**Problem details:**
Pull out every line below holding the word "this".

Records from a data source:

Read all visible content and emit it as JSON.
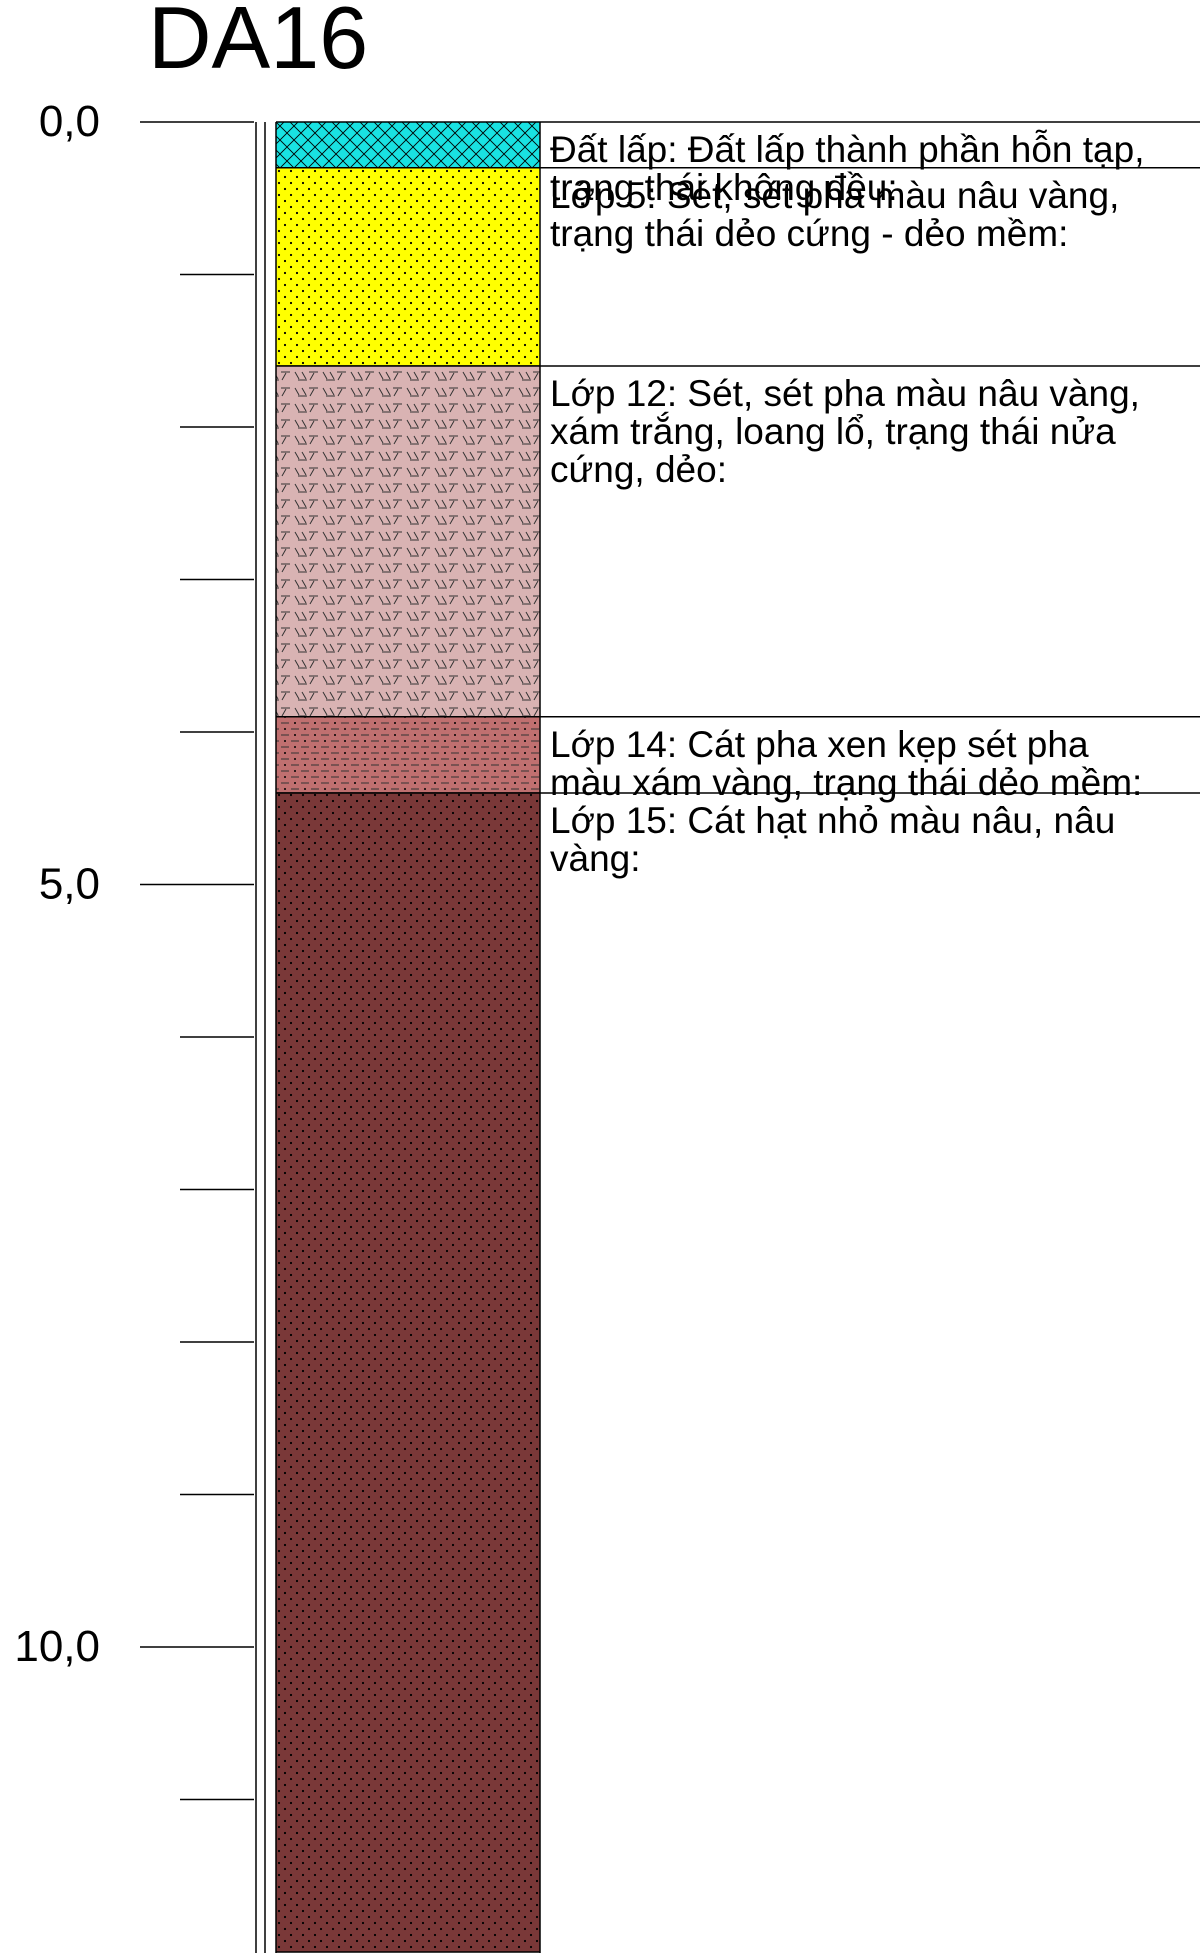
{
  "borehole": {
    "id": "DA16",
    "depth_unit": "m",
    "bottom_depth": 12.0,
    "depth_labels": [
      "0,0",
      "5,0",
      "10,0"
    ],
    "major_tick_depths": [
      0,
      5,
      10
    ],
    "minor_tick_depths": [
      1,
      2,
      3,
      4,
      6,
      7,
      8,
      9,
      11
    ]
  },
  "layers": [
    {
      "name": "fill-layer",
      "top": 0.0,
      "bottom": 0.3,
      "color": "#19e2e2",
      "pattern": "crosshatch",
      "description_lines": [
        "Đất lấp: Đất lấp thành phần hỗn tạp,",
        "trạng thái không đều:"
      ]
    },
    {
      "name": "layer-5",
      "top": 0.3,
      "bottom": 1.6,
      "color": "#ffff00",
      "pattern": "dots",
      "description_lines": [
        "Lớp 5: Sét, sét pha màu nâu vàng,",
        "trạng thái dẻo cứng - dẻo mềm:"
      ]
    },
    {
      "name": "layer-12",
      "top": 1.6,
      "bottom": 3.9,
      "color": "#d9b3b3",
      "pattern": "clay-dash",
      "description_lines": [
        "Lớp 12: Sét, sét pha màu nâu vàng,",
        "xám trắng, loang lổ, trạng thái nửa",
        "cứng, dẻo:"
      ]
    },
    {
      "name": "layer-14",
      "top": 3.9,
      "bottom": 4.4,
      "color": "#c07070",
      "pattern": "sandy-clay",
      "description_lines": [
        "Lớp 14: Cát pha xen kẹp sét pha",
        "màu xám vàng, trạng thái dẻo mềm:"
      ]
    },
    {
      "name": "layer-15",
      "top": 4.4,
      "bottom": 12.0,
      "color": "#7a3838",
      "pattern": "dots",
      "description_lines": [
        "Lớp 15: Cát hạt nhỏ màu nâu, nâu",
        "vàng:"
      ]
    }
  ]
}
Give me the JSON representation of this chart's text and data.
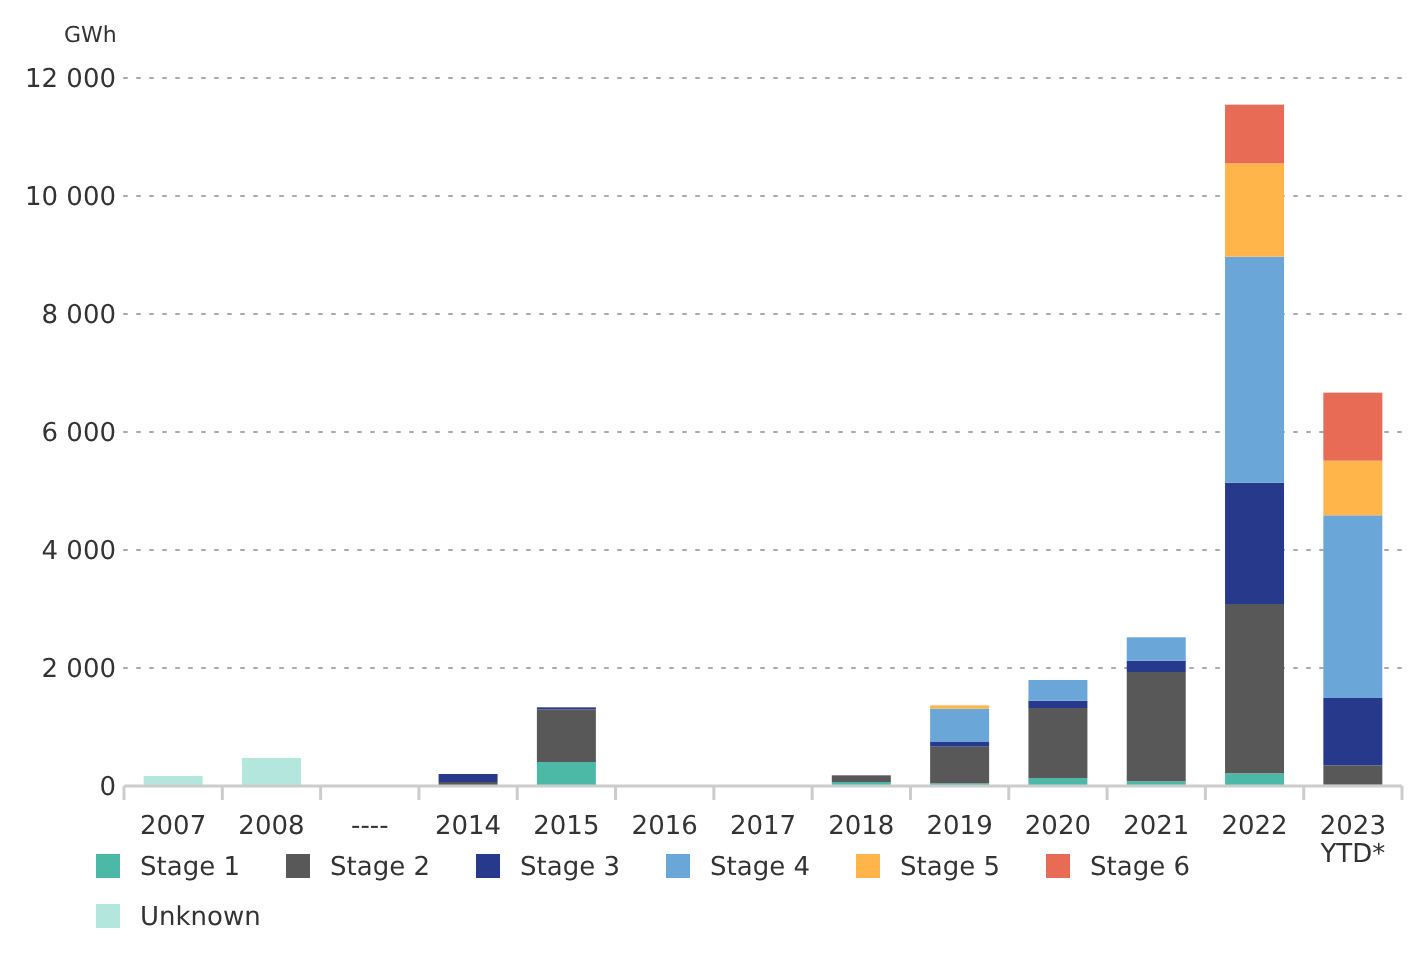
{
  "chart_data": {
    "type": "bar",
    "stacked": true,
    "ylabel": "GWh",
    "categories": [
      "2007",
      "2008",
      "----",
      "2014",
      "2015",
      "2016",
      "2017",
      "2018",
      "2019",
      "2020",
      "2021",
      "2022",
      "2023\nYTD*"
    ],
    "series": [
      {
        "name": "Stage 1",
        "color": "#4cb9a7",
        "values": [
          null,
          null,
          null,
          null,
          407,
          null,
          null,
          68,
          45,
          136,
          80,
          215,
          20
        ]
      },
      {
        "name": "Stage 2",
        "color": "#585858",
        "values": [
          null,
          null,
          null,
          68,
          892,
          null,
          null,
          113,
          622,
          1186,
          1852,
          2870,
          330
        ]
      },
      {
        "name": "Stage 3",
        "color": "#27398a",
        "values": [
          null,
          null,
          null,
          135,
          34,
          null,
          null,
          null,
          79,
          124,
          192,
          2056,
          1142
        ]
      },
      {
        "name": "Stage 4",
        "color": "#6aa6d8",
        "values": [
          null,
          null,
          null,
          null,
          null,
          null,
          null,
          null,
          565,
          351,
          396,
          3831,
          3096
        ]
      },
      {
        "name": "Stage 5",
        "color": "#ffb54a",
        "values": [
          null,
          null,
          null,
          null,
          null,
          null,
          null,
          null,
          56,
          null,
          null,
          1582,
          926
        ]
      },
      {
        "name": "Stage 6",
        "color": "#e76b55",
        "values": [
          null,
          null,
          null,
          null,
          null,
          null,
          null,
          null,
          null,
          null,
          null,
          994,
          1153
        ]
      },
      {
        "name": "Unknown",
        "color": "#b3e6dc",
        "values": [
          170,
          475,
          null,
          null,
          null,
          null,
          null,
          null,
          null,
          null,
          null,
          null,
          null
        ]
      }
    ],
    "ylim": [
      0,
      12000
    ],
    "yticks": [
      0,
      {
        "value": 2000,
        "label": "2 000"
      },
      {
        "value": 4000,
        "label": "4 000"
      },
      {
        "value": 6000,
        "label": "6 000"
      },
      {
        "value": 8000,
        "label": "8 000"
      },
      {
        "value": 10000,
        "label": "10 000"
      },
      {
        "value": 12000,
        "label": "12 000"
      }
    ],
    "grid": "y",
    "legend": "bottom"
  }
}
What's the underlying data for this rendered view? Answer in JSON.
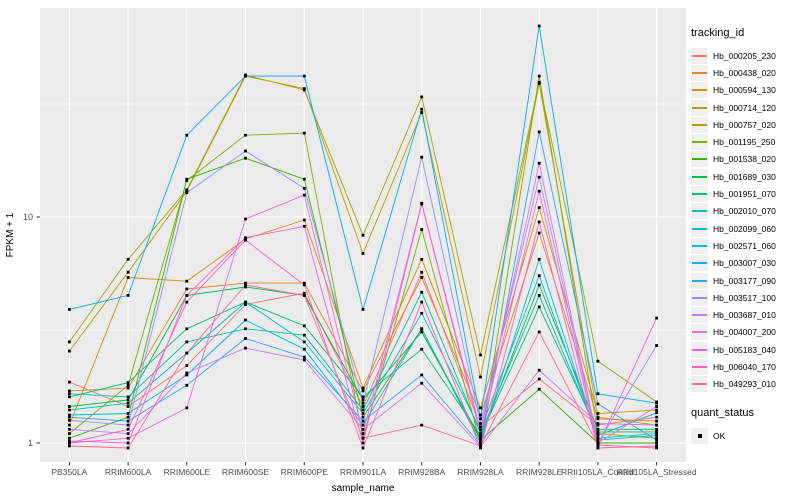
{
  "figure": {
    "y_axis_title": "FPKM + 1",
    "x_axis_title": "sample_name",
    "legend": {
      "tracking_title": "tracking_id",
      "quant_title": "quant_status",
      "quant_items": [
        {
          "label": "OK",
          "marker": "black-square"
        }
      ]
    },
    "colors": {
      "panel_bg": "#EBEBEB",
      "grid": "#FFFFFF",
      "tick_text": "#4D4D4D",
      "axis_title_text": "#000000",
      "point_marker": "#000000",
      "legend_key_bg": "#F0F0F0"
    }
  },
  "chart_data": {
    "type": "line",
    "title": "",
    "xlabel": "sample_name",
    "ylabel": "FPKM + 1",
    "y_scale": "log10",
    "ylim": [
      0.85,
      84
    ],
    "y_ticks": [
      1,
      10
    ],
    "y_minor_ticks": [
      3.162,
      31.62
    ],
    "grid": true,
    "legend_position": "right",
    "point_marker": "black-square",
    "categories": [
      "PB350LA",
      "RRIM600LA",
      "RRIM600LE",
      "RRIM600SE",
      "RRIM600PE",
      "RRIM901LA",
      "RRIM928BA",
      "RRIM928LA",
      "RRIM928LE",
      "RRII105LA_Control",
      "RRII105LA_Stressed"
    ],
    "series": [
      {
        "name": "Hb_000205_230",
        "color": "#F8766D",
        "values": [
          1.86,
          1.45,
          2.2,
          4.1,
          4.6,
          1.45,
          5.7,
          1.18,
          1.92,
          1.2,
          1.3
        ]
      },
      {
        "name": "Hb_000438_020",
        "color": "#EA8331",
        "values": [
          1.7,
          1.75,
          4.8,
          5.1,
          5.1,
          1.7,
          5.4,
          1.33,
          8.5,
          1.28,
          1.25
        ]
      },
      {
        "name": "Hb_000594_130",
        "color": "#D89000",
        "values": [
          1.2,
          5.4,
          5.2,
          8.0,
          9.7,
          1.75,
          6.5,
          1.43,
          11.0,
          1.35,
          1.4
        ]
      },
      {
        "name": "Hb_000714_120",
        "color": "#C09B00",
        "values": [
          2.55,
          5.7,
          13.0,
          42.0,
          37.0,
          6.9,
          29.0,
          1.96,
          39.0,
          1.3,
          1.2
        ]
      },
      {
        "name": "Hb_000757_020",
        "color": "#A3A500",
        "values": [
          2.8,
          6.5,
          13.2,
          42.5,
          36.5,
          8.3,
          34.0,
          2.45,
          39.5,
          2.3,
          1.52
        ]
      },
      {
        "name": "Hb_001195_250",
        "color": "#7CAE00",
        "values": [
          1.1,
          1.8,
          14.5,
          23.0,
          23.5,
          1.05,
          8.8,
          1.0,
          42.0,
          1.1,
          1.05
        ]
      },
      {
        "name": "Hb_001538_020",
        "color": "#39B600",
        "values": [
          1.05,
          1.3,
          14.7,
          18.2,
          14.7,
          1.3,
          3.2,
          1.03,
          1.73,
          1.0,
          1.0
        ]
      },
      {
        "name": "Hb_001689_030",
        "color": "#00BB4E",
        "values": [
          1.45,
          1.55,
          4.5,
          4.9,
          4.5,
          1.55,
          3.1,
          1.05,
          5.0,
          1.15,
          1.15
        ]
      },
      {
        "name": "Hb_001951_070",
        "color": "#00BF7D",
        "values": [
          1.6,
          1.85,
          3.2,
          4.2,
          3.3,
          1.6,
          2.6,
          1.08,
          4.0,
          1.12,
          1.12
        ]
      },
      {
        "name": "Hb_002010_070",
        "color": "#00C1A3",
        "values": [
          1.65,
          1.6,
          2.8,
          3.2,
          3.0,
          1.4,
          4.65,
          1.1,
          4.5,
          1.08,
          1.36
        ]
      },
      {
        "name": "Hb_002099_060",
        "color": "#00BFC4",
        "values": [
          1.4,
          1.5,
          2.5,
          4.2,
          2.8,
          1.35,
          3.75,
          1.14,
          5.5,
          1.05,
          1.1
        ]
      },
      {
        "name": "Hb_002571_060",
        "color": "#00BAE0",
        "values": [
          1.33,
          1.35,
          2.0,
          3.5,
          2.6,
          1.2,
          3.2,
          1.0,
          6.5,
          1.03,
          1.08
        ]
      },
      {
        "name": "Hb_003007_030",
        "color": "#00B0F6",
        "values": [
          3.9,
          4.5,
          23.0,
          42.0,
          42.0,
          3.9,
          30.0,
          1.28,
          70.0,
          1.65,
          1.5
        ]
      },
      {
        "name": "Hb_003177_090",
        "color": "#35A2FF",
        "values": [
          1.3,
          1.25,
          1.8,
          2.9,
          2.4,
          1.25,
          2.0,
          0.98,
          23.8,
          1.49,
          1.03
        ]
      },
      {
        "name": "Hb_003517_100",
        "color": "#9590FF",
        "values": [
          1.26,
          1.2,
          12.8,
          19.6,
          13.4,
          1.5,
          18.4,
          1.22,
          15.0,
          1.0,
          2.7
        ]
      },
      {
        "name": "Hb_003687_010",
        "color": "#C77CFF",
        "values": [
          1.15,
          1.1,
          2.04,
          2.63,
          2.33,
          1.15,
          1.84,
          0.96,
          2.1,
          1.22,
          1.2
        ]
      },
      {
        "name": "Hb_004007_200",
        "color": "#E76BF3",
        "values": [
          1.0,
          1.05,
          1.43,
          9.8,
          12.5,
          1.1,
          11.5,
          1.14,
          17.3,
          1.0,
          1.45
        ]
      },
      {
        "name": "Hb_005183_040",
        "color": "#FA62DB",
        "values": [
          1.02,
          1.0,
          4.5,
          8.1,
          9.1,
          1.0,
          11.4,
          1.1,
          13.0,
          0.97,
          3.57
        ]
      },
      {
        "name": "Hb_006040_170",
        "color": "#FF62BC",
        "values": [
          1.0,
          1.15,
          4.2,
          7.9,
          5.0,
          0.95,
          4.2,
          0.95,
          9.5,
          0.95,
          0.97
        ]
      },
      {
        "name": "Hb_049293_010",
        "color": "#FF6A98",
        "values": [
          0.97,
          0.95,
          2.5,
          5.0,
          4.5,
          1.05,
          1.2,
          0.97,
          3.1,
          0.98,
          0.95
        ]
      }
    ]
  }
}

**Result:**
Give me the JSON representation of this chart's text and data.
What's the underlying data for this rendered view? Answer in JSON.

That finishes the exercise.